** TASK **
Copy every line of the records below that holds the word "money".

** ITEMS **
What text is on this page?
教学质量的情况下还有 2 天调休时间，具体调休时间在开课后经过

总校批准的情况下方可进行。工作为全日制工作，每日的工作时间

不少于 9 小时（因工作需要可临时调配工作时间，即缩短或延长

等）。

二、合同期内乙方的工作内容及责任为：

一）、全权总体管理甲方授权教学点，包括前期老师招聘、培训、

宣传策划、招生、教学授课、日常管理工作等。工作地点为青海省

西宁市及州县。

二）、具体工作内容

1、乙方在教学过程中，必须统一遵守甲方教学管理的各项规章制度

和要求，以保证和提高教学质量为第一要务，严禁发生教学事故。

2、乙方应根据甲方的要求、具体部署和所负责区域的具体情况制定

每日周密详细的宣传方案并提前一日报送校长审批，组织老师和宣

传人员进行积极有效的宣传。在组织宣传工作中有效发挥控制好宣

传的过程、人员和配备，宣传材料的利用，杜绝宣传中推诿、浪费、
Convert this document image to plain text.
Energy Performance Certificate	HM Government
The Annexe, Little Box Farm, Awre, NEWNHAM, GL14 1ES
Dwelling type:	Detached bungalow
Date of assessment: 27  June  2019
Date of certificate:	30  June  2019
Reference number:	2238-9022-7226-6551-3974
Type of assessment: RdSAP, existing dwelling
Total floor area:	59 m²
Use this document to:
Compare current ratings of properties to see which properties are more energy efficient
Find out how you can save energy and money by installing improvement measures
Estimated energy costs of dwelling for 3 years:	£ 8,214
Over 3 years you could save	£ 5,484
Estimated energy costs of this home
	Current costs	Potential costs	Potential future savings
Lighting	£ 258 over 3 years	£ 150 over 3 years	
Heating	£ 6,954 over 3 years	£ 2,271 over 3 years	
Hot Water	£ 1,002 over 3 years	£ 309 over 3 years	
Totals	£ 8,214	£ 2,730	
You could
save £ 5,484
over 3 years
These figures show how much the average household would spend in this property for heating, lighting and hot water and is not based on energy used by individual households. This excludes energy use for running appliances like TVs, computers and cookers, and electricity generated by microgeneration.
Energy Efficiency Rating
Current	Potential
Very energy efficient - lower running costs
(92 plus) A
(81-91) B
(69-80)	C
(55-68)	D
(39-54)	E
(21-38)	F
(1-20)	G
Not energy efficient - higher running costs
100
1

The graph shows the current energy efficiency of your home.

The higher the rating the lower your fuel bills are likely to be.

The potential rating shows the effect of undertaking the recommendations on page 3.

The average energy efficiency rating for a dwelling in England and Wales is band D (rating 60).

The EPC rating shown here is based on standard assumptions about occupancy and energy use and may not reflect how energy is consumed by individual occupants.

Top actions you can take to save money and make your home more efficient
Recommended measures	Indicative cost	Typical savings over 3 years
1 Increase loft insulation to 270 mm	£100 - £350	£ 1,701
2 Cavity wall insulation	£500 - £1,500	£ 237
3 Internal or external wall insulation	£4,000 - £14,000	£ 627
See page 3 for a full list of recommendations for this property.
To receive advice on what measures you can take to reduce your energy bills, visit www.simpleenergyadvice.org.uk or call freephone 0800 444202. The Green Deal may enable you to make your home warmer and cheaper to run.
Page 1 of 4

** SOLVED PROBLEM **
Find out how you can save energy and money by installing improvement measures
Top actions you can take to save money and make your home more efficient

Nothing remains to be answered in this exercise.